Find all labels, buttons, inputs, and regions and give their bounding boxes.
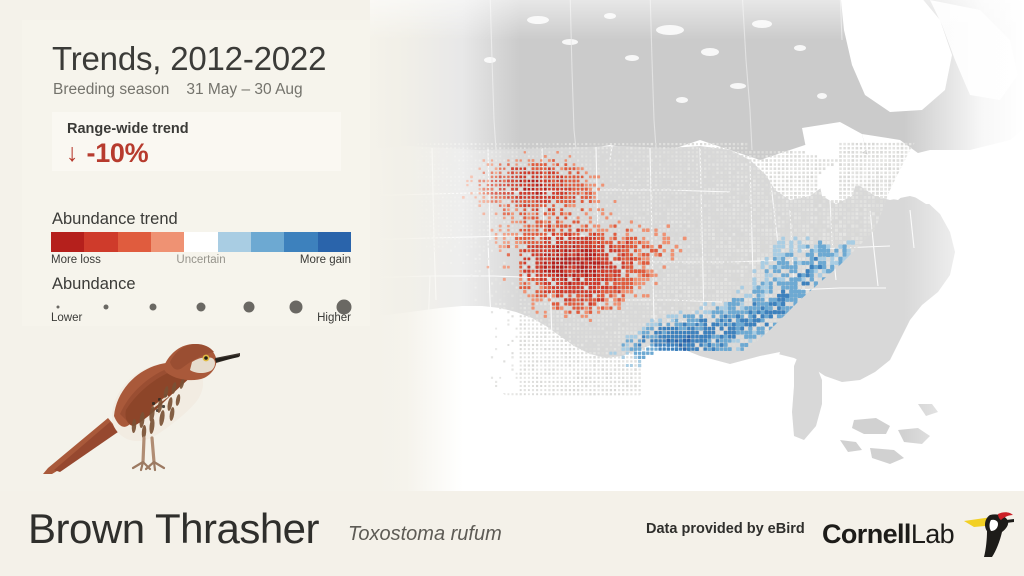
cornell-word: Cornell — [822, 519, 911, 549]
abundance-label-higher: Higher — [317, 312, 351, 324]
range-wide-trend-value: -10% — [87, 138, 149, 169]
ramp-swatch-8 — [318, 232, 351, 252]
dot-glyph — [243, 302, 254, 313]
cornell-lab-wordmark: CornellLab — [822, 519, 954, 550]
infographic-root: Trends, 2012-2022 Breeding season 31 May… — [0, 0, 1024, 576]
data-credit-brand: eBird — [768, 521, 805, 537]
dot-glyph — [103, 305, 108, 310]
map-svg — [370, 0, 1024, 495]
abundance-trend-color-ramp — [51, 232, 351, 252]
woodpecker-icon — [962, 507, 1014, 559]
season-subtitle: Breeding season 31 May – 30 Aug — [53, 81, 303, 99]
down-arrow-icon: ↓ — [66, 141, 79, 166]
abundance-heading: Abundance — [52, 275, 136, 294]
dot-glyph — [57, 306, 60, 309]
legend-panel: Trends, 2012-2022 Breeding season 31 May… — [22, 20, 370, 326]
ramp-swatch-0 — [51, 232, 84, 252]
ramp-swatch-5 — [218, 232, 251, 252]
brown-thrasher-illustration — [40, 322, 240, 492]
abundance-dot-2 — [150, 304, 157, 311]
abundance-dot-3 — [197, 303, 206, 312]
season-label: Breeding season — [53, 81, 169, 99]
ramp-swatch-2 — [118, 232, 151, 252]
species-common-name: Brown Thrasher — [28, 505, 319, 553]
data-credit: Data provided by eBird — [646, 521, 805, 537]
data-credit-prefix: Data provided by — [646, 521, 768, 537]
dot-glyph — [150, 304, 157, 311]
page-title: Trends, 2012-2022 — [52, 40, 326, 78]
range-wide-trend-label: Range-wide trend — [67, 121, 189, 137]
bird-svg — [40, 322, 240, 492]
ramp-label-uncertain: Uncertain — [176, 254, 225, 266]
dot-glyph — [197, 303, 206, 312]
range-wide-trend-card: Range-wide trend ↓ -10% — [52, 112, 341, 171]
color-ramp-labels: More loss Uncertain More gain — [51, 254, 351, 268]
season-dates: 31 May – 30 Aug — [186, 81, 302, 99]
ramp-swatch-4 — [184, 232, 217, 252]
abundance-dot-1 — [103, 305, 108, 310]
abundance-trend-map[interactable] — [370, 0, 1024, 495]
ramp-label-more-gain: More gain — [300, 254, 351, 266]
abundance-trend-heading: Abundance trend — [52, 210, 178, 229]
ramp-swatch-1 — [84, 232, 117, 252]
ramp-swatch-7 — [284, 232, 317, 252]
range-wide-trend-value-row: ↓ -10% — [66, 138, 148, 169]
ramp-swatch-6 — [251, 232, 284, 252]
cornell-lab-logo[interactable]: CornellLab — [822, 505, 1012, 563]
lab-word: Lab — [911, 519, 954, 549]
abundance-dot-4 — [243, 302, 254, 313]
species-scientific-name: Toxostoma rufum — [348, 523, 502, 546]
abundance-dot-0 — [57, 306, 60, 309]
ramp-swatch-3 — [151, 232, 184, 252]
ramp-label-more-loss: More loss — [51, 254, 101, 266]
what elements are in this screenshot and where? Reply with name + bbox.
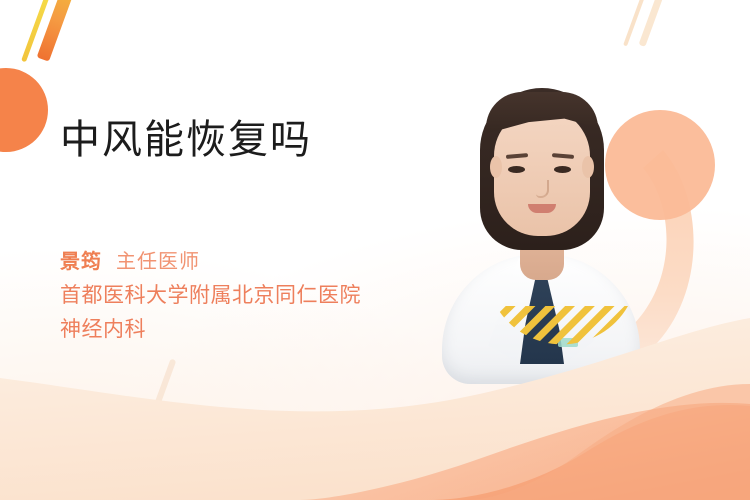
====
Show every line of the entries above that contains the string "Trends", matching uppercase and lowercase exactly.

- **Problem solution**:
infographic-root: Trends, 2012-2022 Breeding season 31 May… — [0, 0, 1024, 576]
legend-panel: Trends, 2012-2022 Breeding season 31 May… — [22, 20, 370, 326]
page-title: Trends, 2012-2022 — [52, 40, 326, 78]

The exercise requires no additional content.